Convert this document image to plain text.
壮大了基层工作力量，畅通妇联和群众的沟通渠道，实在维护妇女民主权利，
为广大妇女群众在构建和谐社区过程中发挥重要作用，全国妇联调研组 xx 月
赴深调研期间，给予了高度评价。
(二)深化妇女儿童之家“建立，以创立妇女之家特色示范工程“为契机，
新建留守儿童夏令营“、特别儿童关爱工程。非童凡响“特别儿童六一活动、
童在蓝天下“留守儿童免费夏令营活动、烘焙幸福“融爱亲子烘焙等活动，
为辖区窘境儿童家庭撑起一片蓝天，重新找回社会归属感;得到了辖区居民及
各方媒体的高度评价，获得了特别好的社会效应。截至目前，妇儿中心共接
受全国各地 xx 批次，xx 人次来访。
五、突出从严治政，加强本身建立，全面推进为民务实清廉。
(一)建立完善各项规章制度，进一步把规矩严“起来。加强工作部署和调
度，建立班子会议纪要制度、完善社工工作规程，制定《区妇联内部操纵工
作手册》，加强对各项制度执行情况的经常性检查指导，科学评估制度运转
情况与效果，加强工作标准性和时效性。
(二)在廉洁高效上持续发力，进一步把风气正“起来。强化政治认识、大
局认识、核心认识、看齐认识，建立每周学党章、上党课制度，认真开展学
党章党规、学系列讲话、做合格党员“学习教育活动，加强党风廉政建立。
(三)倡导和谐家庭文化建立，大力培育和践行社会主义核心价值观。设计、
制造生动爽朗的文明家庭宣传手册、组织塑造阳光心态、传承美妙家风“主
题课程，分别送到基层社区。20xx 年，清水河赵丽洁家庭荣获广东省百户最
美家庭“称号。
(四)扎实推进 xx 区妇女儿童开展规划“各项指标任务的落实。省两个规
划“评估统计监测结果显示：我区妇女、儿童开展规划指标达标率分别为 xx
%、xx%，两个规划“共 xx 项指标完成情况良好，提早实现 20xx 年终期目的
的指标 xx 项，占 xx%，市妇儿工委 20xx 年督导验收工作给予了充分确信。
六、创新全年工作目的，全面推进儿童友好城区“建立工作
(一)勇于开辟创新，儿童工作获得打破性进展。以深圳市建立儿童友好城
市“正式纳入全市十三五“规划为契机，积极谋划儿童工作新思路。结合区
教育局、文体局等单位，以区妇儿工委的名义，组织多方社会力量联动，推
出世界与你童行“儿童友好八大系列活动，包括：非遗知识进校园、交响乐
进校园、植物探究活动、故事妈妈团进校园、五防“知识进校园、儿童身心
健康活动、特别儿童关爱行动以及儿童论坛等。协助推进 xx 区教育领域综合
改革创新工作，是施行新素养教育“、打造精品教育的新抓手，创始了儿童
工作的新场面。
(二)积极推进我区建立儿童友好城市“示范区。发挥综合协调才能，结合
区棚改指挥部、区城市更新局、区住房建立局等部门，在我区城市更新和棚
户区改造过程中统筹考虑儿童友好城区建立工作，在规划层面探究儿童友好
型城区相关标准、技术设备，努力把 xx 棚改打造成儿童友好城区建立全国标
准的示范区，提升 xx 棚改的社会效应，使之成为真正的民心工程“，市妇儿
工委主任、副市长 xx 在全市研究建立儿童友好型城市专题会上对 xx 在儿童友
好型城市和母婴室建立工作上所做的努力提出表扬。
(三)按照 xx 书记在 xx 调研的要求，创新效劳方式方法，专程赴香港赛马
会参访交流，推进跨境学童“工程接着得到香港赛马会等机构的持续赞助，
━━━━━━━━━━━━━━━━━━━━
Problem requirements | Exactly as they are written, print the entries again.

Expected answer |
Convert this document image to plain text.
壮大了基层工作力量，畅通妇联和群众的沟通渠道，实在维护妇女民主权利，
为广大妇女群众在构建和谐社区过程中发挥重要作用，全国妇联调研组 xx 月
赴深调研期间，给予了高度评价。
(二)深化妇女儿童之家“建立，以创立妇女之家特色示范工程“为契机，
新建留守儿童夏令营“、特别儿童关爱工程。非童凡响“特别儿童六一活动、
童在蓝天下“留守儿童免费夏令营活动、烘焙幸福“融爱亲子烘焙等活动，
为辖区窘境儿童家庭撑起一片蓝天，重新找回社会归属感;得到了辖区居民及
各方媒体的高度评价，获得了特别好的社会效应。截至目前，妇儿中心共接
受全国各地 xx 批次，xx 人次来访。
五、突出从严治政，加强本身建立，全面推进为民务实清廉。
(一)建立完善各项规章制度，进一步把规矩严“起来。加强工作部署和调
度，建立班子会议纪要制度、完善社工工作规程，制定《区妇联内部操纵工
作手册》，加强对各项制度执行情况的经常性检查指导，科学评估制度运转
情况与效果，加强工作标准性和时效性。
(二)在廉洁高效上持续发力，进一步把风气正“起来。强化政治认识、大
局认识、核心认识、看齐认识，建立每周学党章、上党课制度，认真开展学
党章党规、学系列讲话、做合格党员“学习教育活动，加强党风廉政建立。
(三)倡导和谐家庭文化建立，大力培育和践行社会主义核心价值观。设计、
制造生动爽朗的文明家庭宣传手册、组织塑造阳光心态、传承美妙家风“主
题课程，分别送到基层社区。20xx 年，清水河赵丽洁家庭荣获广东省百户最
美家庭“称号。
(四)扎实推进 xx 区妇女儿童开展规划“各项指标任务的落实。省两个规
划“评估统计监测结果显示：我区妇女、儿童开展规划指标达标率分别为 xx
%、xx%，两个规划“共 xx 项指标完成情况良好，提早实现 20xx 年终期目的
的指标 xx 项，占 xx%，市妇儿工委 20xx 年督导验收工作给予了充分确信。
六、创新全年工作目的，全面推进儿童友好城区“建立工作
(一)勇于开辟创新，儿童工作获得打破性进展。以深圳市建立儿童友好城
市“正式纳入全市十三五“规划为契机，积极谋划儿童工作新思路。结合区
教育局、文体局等单位，以区妇儿工委的名义，组织多方社会力量联动，推
出世界与你童行“儿童友好八大系列活动，包括：非遗知识进校园、交响乐
进校园、植物探究活动、故事妈妈团进校园、五防“知识进校园、儿童身心
健康活动、特别儿童关爱行动以及儿童论坛等。协助推进 xx 区教育领域综合
改革创新工作，是施行新素养教育“、打造精品教育的新抓手，创始了儿童
工作的新场面。
(二)积极推进我区建立儿童友好城市“示范区。发挥综合协调才能，结合
区棚改指挥部、区城市更新局、区住房建立局等部门，在我区城市更新和棚
户区改造过程中统筹考虑儿童友好城区建立工作，在规划层面探究儿童友好
型城区相关标准、技术设备，努力把 xx 棚改打造成儿童友好城区建立全国标
准的示范区，提升 xx 棚改的社会效应，使之成为真正的民心工程“，市妇儿
工委主任、副市长 xx 在全市研究建立儿童友好型城市专题会上对 xx 在儿童友
好型城市和母婴室建立工作上所做的努力提出表扬。
(三)按照 xx 书记在 xx 调研的要求，创新效劳方式方法，专程赴香港赛马
会参访交流，推进跨境学童“工程接着得到香港赛马会等机构的持续赞助，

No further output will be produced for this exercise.